[START]
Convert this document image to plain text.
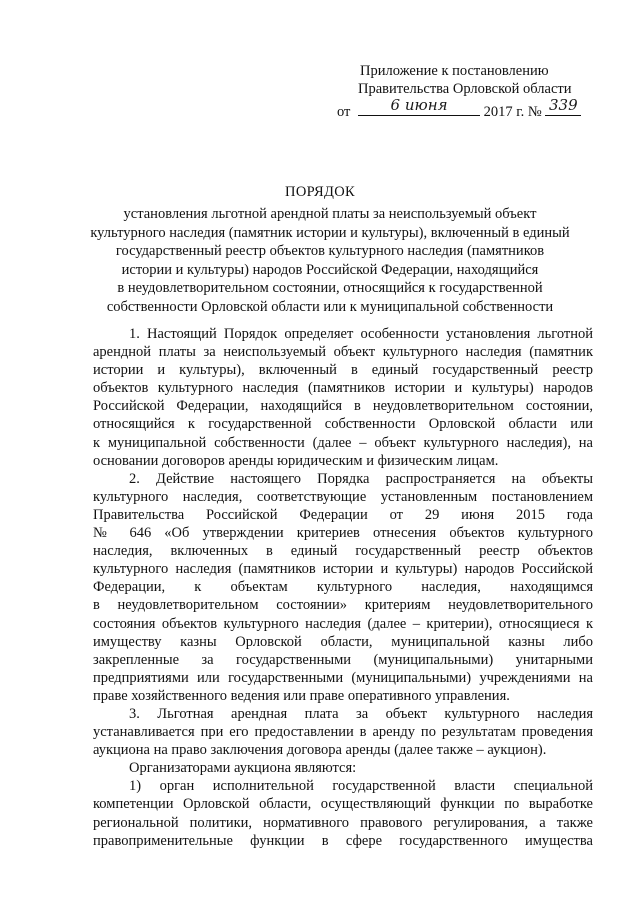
Приложение к постановлению
Правительства Орловской области
от	6 июня	2017 г. № 339
ПОРЯДОК
установления льготной арендной платы за неиспользуемый объект
культурного наследия (памятник истории и культуры), включенный в единый
государственный реестр объектов культурного наследия (памятников
истории и культуры) народов Российской Федерации, находящийся
в неудовлетворительном состоянии, относящийся к государственной
собственности Орловской области или к муниципальной собственности
1. Настоящий Порядок определяет особенности установления льготной
арендной платы за неиспользуемый объект культурного наследия (памятник
истории и культуры), включенный в единый государственный реестр
объектов культурного наследия (памятников истории и культуры) народов
Российской Федерации, находящийся в неудовлетворительном состоянии,
относящийся к государственной собственности Орловской области или
к муниципальной собственности (далее – объект культурного наследия), на
основании договоров аренды юридическим и физическим лицам.
2. Действие настоящего Порядка распространяется на объекты
культурного наследия, соответствующие установленным постановлением
Правительства Российской Федерации от 29 июня 2015 года
№ 646 «Об утверждении критериев отнесения объектов культурного
наследия, включенных в единый государственный реестр объектов
культурного наследия (памятников истории и культуры) народов Российской
Федерации, к объектам культурного наследия, находящимся
в неудовлетворительном состоянии» критериям неудовлетворительного
состояния объектов культурного наследия (далее – критерии), относящиеся к
имуществу казны Орловской области, муниципальной казны либо
закрепленные за государственными (муниципальными) унитарными
предприятиями или государственными (муниципальными) учреждениями на
праве хозяйственного ведения или праве оперативного управления.
3. Льготная арендная плата за объект культурного наследия
устанавливается при его предоставлении в аренду по результатам проведения
аукциона на право заключения договора аренды (далее также – аукцион).
Организаторами аукциона являются:
1) орган исполнительной государственной власти специальной
компетенции Орловской области, осуществляющий функции по выработке
региональной политики, нормативного правового регулирования, а также
правоприменительные функции в сфере государственного имущества
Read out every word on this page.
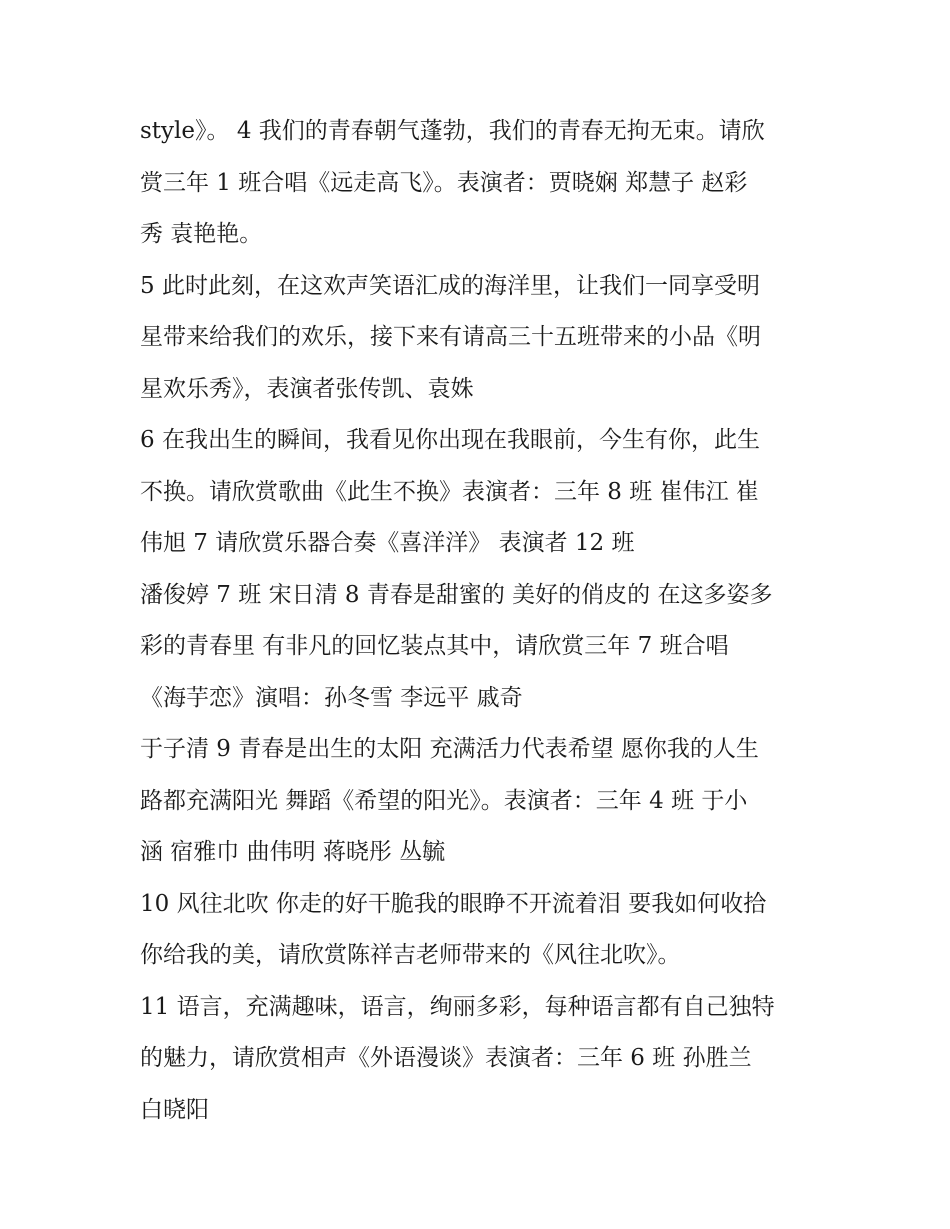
style》。 4 我们的青春朝气蓬勃，我们的青春无拘无束。请欣
赏三年 1 班合唱《远走高飞》。表演者：贾晓娴 郑慧子 赵彩
秀 袁艳艳。
5 此时此刻，在这欢声笑语汇成的海洋里，让我们一同享受明
星带来给我们的欢乐，接下来有请高三十五班带来的小品《明
星欢乐秀》，表演者张传凯、袁姝
6 在我出生的瞬间，我看见你出现在我眼前，今生有你，此生
不换。请欣赏歌曲《此生不换》表演者：三年 8 班 崔伟江 崔
伟旭 7 请欣赏乐器合奏《喜洋洋》 表演者 12 班
潘俊婷 7 班 宋日清 8 青春是甜蜜的 美好的俏皮的 在这多姿多
彩的青春里 有非凡的回忆装点其中，请欣赏三年 7 班合唱
《海芋恋》演唱：孙冬雪 李远平 戚奇
于子清 9 青春是出生的太阳 充满活力代表希望 愿你我的人生
路都充满阳光 舞蹈《希望的阳光》。表演者：三年 4 班 于小
涵 宿雅巾 曲伟明 蒋晓彤 丛毓
10 风往北吹 你走的好干脆我的眼睁不开流着泪 要我如何收拾
你给我的美，请欣赏陈祥吉老师带来的《风往北吹》。
11 语言，充满趣味，语言，绚丽多彩，每种语言都有自己独特
的魅力，请欣赏相声《外语漫谈》表演者：三年 6 班 孙胜兰
白晓阳
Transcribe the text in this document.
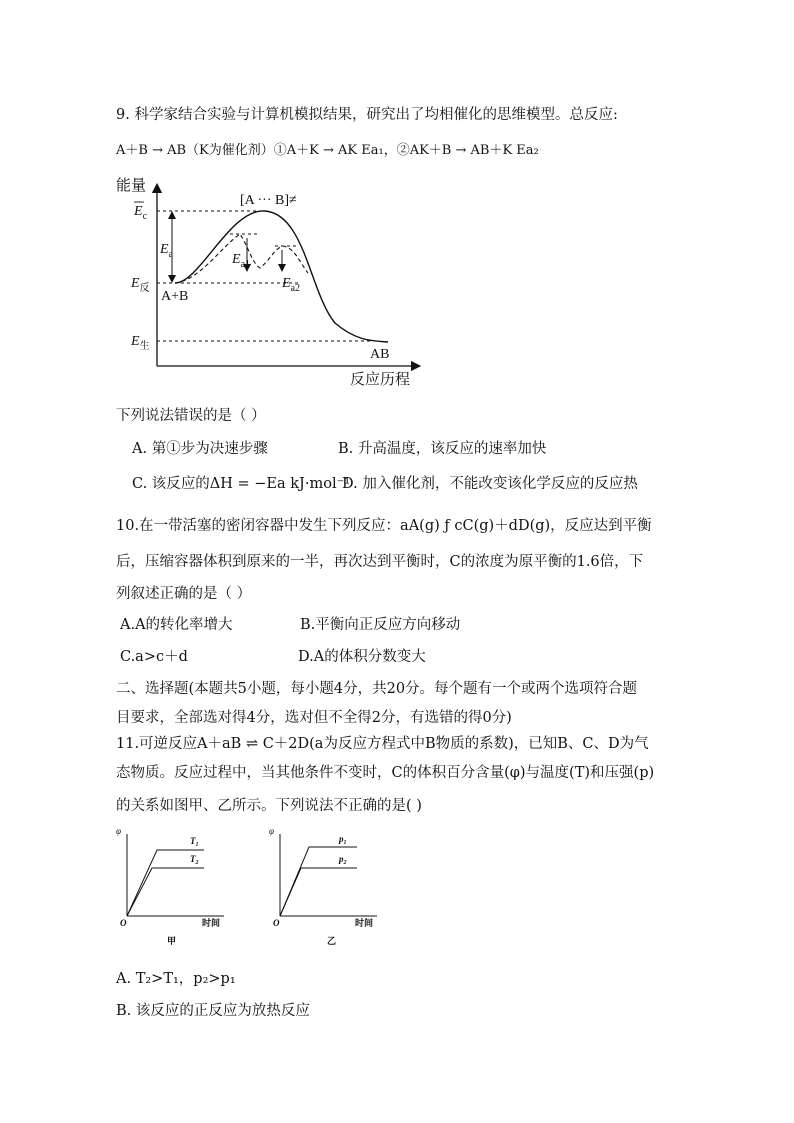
9. 科学家结合实验与计算机模拟结果，研究出了均相催化的思维模型。总反应:
A＋B → AB（K为催化剂）①A＋K → AK Ea₁，②AK＋B → AB＋K Ea₂
能量
反应历程
$E_c$
$E_反$
$E_生$
$E_a$	$E_{a1}$
$E_{a2}$
[A ··· B]≠
A+B
AB
下列说法错误的是（ ）
A. 第①步为决速步骤	B. 升高温度，该反应的速率加快
C. 该反应的ΔH = −Ea kJ·mol⁻¹
D. 加入催化剂，不能改变该化学反应的反应热
10.在一带活塞的密闭容器中发生下列反应：aA(g) ƒ cC(g)＋dD(g)，反应达到平衡
后，压缩容器体积到原来的一半，再次达到平衡时，C的浓度为原平衡的1.6倍，下
列叙述正确的是（ ）
A.A的转化率增大	B.平衡向正反应方向移动
C.a>c＋d	D.A的体积分数变大
二、选择题(本题共5小题，每小题4分，共20分。每个题有一个或两个选项符合题
目要求，全部选对得4分，选对但不全得2分，有选错的得0分)
11.可逆反应A＋aB ⇌ C＋2D(a为反应方程式中B物质的系数)，已知B、C、D为气
态物质。反应过程中，当其他条件不变时，C的体积百分含量(φ)与温度(T)和压强(p)
的关系如图甲、乙所示。下列说法不正确的是( )
φ
O	时间
甲
$T_1$
$T_2$
φ
O	时间
乙
$p_1$
$p_2$
A. T₂>T₁，p₂>p₁
B. 该反应的正反应为放热反应
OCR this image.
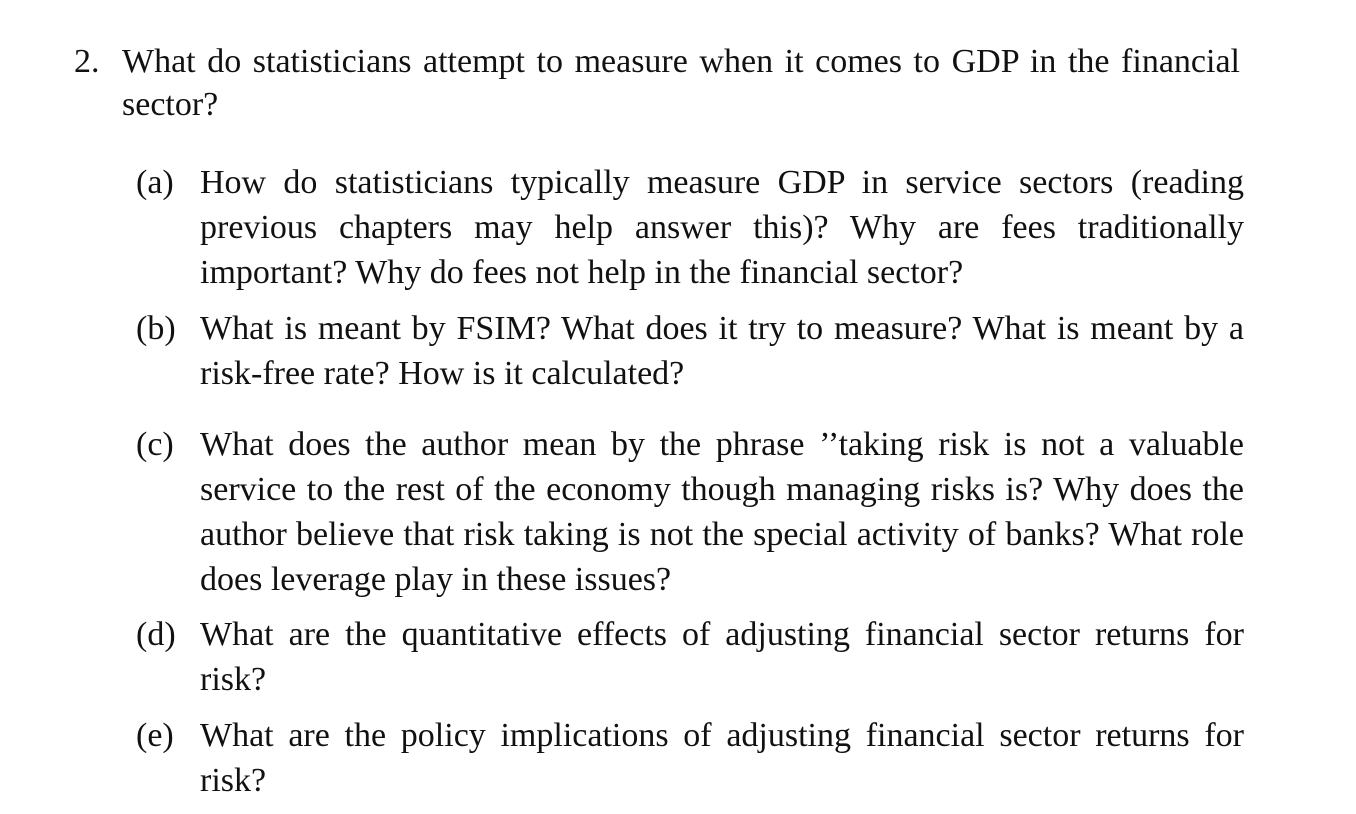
2. What do statisticians attempt to measure when it comes to GDP in the financial sector?
(a) How do statisticians typically measure GDP in service sectors (reading previous chapters may help answer this)? Why are fees traditionally important? Why do fees not help in the financial sector?
(b) What is meant by FSIM? What does it try to measure? What is meant by a risk-free rate? How is it calculated?
(c) What does the author mean by the phrase ’’taking risk is not a valuable service to the rest of the economy though managing risks is? Why does the author believe that risk taking is not the special activity of banks? What role does leverage play in these issues?
(d) What are the quantitative effects of adjusting financial sector returns for risk?
(e) What are the policy implications of adjusting financial sector returns for risk?
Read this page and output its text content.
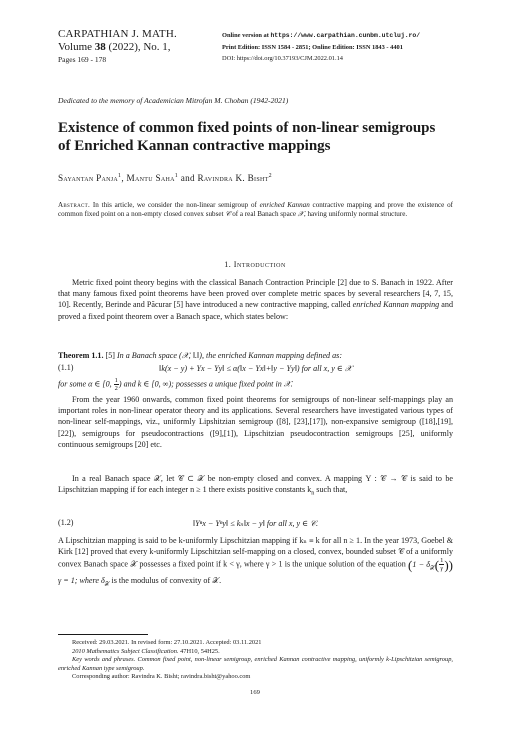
CARPATHIAN J. MATH.
Volume 38 (2022), No. 1,
Pages 169 - 178
Online version at https://www.carpathian.cunbm.utcluj.ro/
Print Edition: ISSN 1584 - 2851; Online Edition: ISSN 1843 - 4401
DOI: https://doi.org/10.37193/CJM.2022.01.14
Dedicated to the memory of Academician Mitrofan M. Choban (1942-2021)
Existence of common fixed points of non-linear semigroups
of Enriched Kannan contractive mappings
Sayantan Panja$^1$, Mantu Saha$^1$ and Ravindra K. Bisht$^2$
Abstract. In this article, we consider the non-linear semigroup of enriched Kannan contractive mapping and prove the existence of common fixed point on a non-empty closed convex subset 𝒞 of a real Banach space 𝒳, having uniformly normal structure.
1. Introduction
Metric fixed point theory begins with the classical Banach Contraction Principle [2] due to S. Banach in 1922. After that many famous fixed point theorems have been proved over complete metric spaces by several researchers [4, 7, 15, 10]. Recently, Berinde and Păcurar [5] have introduced a new contractive mapping, called enriched Kannan mapping and proved a fixed point theorem over a Banach space, which states below:
Theorem 1.1. [5] In a Banach space (𝒳, ‖.‖), the enriched Kannan mapping defined as:
(1.1)	‖k(x − y) + Υx − Υy‖ ≤ α(‖x − Υx‖+‖y − Υy‖) for all x, y ∈ 𝒳
for some α ∈ [0, $\frac{1}{2}$ ) and k ∈ [0, ∞); possesses a unique fixed point in 𝒳.
From the year 1960 onwards, common fixed point theorems for semigroups of non-linear self-mappings play an important roles in non-linear operator theory and its applications. Several researchers have investigated various types of non-linear self-mappings, viz., uniformly Lipshitzian semigroup ([8], [23],[17]), non-expansive semigroup ([18],[19], [22]), semigroups for pseudocontractions ([9],[1]), Lipschitzian pseudocontraction semigroups [25], uniformly continuous semigroups [20] etc.
In a real Banach space 𝒳, let 𝒞 ⊂ 𝒳 be non-empty closed and convex. A mapping Υ : 𝒞 → 𝒞 is said to be Lipschitzian mapping if for each integer n ≥ 1 there exists positive constants $k_n$ such that,
(1.2)	‖Υⁿx − Υⁿy‖ ≤ kₙ‖x − y‖ for all x, y ∈ 𝒞.
A Lipschitzian mapping is said to be k-uniformly Lipschitzian mapping if kₙ ≡ k for all n ≥ 1. In the year 1973, Goebel & Kirk [12] proved that every k-uniformly Lipschitzian self-mapping on a closed, convex, bounded subset 𝒞 of a uniformly convex Banach space 𝒳 possesses a fixed point if k < γ, where γ > 1 is the unique solution of the equation ($1 - \delta_𝒳( \frac{1}{\gamma}$ )) γ = 1; where $\delta_𝒳$ is the modulus of convexity of 𝒳.
Received: 29.03.2021. In revised form: 27.10.2021. Accepted: 03.11.2021
2010 Mathematics Subject Classification. 47H10, 54H25.
Key words and phrases. Common fixed point, non-linear semigroup, enriched Kannan contractive mapping, uniformly k-Lipschitzian semigroup, enriched Kannan type semigroup.
Corresponding author: Ravindra K. Bisht; ravindra.bisht@yahoo.com
169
[END]
§ **Directions for this task**
Of all the lines in the listing above, how many include "области"? Write only the number.

§ **Solution below**
5